(EXERCISE)
Copy out the records word for word, starting at the first line and ending with the line that contains "x-tick-label: 1 bbox=[323, 996, 330, 1011]", with both ends included.

(GIVEN INFORMATION)
::::::::::

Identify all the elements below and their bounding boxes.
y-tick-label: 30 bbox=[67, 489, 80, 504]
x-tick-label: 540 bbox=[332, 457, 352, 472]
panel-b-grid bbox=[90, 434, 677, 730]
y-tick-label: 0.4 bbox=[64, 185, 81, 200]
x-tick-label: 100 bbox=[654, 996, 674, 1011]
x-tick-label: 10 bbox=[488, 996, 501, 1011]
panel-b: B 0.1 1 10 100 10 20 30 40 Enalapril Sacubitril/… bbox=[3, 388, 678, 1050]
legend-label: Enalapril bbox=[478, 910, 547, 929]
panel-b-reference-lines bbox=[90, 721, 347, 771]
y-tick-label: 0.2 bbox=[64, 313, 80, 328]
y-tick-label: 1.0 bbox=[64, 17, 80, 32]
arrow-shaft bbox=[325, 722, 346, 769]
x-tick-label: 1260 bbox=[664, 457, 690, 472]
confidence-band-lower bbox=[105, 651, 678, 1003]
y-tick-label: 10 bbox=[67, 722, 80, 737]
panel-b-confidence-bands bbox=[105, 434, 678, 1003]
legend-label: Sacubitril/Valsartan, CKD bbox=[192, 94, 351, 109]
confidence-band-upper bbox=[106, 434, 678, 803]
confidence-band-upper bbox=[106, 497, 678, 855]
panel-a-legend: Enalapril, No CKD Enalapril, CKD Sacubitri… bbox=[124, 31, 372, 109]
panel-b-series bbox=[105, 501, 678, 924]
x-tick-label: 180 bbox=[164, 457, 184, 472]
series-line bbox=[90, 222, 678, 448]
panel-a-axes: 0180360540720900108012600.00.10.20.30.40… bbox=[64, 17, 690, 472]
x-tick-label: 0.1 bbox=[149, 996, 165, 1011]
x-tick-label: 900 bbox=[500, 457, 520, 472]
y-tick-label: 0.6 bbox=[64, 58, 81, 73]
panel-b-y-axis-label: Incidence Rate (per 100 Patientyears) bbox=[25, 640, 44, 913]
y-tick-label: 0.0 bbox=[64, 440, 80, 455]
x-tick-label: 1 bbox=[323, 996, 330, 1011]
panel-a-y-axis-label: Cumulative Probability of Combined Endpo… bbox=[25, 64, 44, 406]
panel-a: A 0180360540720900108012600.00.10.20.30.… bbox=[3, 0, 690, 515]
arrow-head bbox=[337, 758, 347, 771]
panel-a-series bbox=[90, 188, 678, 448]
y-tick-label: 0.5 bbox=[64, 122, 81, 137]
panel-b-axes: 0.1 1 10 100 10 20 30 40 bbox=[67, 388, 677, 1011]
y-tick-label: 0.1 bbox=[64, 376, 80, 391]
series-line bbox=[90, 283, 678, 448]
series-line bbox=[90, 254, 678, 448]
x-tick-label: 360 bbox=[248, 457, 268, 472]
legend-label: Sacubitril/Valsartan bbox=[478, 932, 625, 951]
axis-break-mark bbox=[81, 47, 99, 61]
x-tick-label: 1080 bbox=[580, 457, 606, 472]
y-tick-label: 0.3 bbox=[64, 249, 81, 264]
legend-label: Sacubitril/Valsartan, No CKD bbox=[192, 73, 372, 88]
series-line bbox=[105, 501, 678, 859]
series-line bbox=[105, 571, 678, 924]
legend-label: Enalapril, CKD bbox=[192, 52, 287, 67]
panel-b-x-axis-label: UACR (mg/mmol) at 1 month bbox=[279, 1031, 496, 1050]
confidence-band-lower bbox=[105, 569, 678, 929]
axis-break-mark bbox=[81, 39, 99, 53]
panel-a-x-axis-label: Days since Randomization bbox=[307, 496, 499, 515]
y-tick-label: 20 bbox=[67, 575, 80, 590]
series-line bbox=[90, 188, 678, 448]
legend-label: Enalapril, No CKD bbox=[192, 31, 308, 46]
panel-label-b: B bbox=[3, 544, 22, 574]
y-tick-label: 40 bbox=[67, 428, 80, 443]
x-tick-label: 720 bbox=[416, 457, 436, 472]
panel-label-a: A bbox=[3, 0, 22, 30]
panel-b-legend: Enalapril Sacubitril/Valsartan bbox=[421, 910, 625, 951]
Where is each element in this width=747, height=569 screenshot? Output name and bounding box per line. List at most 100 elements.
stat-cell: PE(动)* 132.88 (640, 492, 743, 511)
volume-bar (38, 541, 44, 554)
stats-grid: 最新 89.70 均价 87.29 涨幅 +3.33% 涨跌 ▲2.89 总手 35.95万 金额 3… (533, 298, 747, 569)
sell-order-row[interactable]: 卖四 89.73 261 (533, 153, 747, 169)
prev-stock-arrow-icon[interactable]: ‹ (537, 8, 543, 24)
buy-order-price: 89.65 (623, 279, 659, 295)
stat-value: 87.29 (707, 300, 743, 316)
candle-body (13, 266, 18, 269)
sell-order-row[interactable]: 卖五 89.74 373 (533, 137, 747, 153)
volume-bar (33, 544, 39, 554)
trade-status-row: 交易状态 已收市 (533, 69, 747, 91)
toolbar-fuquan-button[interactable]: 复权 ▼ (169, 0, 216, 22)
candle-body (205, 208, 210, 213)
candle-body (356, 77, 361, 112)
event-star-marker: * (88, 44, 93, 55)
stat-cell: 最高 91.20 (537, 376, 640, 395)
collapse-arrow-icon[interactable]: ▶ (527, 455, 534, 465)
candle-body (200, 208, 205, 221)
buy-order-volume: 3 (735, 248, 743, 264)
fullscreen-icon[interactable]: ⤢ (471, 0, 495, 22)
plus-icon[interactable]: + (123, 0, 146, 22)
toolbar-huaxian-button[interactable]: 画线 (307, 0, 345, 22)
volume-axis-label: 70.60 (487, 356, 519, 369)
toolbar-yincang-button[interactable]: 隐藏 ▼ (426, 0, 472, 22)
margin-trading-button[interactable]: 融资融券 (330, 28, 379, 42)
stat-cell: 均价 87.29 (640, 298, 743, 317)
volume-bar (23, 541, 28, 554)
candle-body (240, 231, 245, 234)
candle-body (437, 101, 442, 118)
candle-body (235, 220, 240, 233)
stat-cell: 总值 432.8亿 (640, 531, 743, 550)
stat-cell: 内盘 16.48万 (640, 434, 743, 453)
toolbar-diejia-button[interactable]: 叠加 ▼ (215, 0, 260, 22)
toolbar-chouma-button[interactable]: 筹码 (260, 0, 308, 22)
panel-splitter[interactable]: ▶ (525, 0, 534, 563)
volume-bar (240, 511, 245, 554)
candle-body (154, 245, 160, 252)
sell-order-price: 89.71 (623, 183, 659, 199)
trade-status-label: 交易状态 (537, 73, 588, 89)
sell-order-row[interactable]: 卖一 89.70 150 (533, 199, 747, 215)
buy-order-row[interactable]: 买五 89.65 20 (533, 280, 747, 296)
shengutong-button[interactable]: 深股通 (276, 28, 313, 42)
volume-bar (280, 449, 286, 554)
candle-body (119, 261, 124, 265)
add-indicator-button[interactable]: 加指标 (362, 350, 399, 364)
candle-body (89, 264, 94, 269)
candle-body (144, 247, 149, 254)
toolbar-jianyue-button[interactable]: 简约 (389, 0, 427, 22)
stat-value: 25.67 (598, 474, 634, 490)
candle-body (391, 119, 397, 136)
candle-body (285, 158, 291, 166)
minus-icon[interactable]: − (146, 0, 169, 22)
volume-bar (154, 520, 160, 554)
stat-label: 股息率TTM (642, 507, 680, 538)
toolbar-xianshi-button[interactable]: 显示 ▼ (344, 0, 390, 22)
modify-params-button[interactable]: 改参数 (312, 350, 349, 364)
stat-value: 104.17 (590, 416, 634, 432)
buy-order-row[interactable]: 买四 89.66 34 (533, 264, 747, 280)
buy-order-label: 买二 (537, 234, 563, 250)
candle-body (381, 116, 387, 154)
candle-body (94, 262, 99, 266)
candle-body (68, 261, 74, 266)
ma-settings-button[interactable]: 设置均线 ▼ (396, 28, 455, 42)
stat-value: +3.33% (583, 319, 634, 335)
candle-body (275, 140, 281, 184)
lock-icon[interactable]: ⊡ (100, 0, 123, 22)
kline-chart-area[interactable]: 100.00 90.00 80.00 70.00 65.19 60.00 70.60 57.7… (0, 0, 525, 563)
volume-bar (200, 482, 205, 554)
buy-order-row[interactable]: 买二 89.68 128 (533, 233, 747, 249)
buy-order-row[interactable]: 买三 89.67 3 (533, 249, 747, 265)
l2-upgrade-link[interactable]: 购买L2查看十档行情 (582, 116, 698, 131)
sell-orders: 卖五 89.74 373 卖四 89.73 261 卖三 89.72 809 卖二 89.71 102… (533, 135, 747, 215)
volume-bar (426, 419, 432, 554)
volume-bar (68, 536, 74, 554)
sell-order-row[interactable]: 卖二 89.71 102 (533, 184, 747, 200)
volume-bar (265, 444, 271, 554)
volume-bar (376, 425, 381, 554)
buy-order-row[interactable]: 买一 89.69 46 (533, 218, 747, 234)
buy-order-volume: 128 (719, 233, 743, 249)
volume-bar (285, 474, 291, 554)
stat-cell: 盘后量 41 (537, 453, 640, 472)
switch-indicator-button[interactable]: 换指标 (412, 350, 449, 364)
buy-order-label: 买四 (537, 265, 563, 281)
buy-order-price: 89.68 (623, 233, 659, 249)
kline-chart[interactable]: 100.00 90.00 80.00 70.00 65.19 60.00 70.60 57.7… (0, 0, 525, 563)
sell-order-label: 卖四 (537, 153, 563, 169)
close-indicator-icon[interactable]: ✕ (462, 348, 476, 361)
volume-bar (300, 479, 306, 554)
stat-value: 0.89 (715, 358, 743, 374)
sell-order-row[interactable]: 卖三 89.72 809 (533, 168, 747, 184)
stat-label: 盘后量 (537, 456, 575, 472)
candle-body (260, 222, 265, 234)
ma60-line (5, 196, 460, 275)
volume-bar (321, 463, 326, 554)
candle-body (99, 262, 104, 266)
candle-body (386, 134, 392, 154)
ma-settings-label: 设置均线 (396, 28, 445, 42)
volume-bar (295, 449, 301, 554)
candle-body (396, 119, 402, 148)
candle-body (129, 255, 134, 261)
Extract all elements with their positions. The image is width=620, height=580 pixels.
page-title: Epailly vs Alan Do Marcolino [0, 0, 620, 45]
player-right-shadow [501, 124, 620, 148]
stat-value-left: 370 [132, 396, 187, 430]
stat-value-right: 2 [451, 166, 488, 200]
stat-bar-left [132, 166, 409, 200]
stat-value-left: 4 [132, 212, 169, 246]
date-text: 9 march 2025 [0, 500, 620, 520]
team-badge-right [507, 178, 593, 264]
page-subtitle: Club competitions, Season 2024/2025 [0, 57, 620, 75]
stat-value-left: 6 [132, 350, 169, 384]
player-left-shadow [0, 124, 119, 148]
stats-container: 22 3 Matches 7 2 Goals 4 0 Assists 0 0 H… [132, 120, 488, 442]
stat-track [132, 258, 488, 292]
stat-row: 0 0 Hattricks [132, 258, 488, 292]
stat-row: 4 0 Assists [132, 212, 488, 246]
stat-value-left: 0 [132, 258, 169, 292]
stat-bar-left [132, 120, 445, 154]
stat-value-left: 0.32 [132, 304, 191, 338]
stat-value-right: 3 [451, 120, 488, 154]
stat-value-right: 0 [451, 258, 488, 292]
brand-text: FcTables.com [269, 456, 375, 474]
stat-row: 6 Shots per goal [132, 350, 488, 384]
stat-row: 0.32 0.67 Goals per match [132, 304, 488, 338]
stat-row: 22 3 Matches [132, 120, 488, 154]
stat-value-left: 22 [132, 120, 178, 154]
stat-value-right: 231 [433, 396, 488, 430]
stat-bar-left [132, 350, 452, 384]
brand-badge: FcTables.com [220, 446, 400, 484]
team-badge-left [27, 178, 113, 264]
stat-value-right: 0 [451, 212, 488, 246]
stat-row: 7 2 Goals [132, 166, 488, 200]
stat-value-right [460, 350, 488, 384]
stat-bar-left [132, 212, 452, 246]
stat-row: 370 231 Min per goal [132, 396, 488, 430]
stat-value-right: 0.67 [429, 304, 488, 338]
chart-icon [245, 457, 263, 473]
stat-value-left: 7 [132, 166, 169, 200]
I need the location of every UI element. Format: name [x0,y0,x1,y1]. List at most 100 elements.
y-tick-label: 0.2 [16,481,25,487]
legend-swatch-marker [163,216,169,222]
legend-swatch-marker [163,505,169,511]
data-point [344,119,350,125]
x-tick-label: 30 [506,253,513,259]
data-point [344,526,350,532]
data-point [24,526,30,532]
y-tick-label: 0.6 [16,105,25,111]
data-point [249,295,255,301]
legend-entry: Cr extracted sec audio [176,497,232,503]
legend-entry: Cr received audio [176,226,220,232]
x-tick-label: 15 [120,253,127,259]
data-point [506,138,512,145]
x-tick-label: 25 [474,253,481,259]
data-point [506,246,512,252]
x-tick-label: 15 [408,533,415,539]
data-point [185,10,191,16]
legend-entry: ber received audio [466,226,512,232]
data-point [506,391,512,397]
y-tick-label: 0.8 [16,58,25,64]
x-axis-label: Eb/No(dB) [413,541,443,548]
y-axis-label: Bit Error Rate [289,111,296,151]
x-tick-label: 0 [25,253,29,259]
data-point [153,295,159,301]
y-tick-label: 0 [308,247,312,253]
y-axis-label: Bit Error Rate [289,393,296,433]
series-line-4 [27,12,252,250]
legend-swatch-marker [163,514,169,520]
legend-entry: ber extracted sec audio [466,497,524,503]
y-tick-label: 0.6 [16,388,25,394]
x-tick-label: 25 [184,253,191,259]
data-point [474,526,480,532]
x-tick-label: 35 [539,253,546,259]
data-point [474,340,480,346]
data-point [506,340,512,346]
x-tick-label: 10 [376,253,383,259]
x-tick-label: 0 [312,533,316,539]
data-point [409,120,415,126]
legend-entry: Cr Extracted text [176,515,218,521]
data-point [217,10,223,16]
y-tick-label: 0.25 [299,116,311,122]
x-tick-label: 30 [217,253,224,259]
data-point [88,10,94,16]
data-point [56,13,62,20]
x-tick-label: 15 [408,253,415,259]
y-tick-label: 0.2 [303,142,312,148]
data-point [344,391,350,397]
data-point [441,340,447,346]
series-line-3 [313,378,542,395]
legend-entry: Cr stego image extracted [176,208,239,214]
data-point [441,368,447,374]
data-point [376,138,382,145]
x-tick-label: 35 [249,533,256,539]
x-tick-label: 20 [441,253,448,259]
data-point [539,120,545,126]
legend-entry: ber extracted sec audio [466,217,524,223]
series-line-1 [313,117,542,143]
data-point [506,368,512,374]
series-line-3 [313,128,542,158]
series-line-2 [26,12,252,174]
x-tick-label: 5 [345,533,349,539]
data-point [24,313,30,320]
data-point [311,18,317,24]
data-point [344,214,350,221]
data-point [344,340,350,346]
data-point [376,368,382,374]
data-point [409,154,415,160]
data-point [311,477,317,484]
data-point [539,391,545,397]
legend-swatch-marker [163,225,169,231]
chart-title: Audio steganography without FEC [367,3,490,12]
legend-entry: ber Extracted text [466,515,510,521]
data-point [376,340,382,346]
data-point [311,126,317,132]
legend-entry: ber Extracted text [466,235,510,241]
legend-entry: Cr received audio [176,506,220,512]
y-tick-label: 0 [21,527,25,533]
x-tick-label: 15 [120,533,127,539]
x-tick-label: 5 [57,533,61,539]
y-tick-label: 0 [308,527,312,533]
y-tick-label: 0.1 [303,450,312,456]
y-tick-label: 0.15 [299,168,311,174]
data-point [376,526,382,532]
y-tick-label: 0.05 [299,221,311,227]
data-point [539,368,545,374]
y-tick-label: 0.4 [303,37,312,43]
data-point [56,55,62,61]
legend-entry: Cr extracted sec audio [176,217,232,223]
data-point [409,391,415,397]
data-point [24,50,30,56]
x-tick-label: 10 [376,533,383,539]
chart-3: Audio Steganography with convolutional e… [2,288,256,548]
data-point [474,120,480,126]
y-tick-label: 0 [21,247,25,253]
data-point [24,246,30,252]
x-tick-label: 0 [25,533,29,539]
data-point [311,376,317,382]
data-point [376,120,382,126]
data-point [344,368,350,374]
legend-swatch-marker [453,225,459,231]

::::::::::

(OUTPUT OF THE EXERCISE)
Identify all the elements below and their bounding boxes.
y-tick-label: 30 bbox=[67, 489, 80, 504]
x-tick-label: 540 bbox=[332, 457, 352, 472]
panel-b-grid bbox=[90, 434, 677, 730]
y-tick-label: 0.4 bbox=[64, 185, 81, 200]
x-tick-label: 100 bbox=[654, 996, 674, 1011]
x-tick-label: 10 bbox=[488, 996, 501, 1011]
panel-b: B 0.1 1 10 100 10 20 30 40 Enalapril Sacubitril/… bbox=[3, 388, 678, 1050]
legend-label: Enalapril bbox=[478, 910, 547, 929]
panel-b-reference-lines bbox=[90, 721, 347, 771]
y-tick-label: 0.2 bbox=[64, 313, 80, 328]
y-tick-label: 1.0 bbox=[64, 17, 80, 32]
arrow-shaft bbox=[325, 722, 346, 769]
x-tick-label: 1260 bbox=[664, 457, 690, 472]
confidence-band-lower bbox=[105, 651, 678, 1003]
y-tick-label: 10 bbox=[67, 722, 80, 737]
panel-b-confidence-bands bbox=[105, 434, 678, 1003]
legend-label: Sacubitril/Valsartan, CKD bbox=[192, 94, 351, 109]
confidence-band-upper bbox=[106, 434, 678, 803]
confidence-band-upper bbox=[106, 497, 678, 855]
panel-a-legend: Enalapril, No CKD Enalapril, CKD Sacubitri… bbox=[124, 31, 372, 109]
panel-b-series bbox=[105, 501, 678, 924]
x-tick-label: 180 bbox=[164, 457, 184, 472]
series-line bbox=[90, 222, 678, 448]
panel-a-axes: 0180360540720900108012600.00.10.20.30.40… bbox=[64, 17, 690, 472]
x-tick-label: 0.1 bbox=[149, 996, 165, 1011]
x-tick-label: 900 bbox=[500, 457, 520, 472]
y-tick-label: 0.6 bbox=[64, 58, 81, 73]
panel-b-y-axis-label: Incidence Rate (per 100 Patientyears) bbox=[25, 640, 44, 913]
y-tick-label: 0.0 bbox=[64, 440, 80, 455]
x-tick-label: 1 bbox=[323, 996, 330, 1011]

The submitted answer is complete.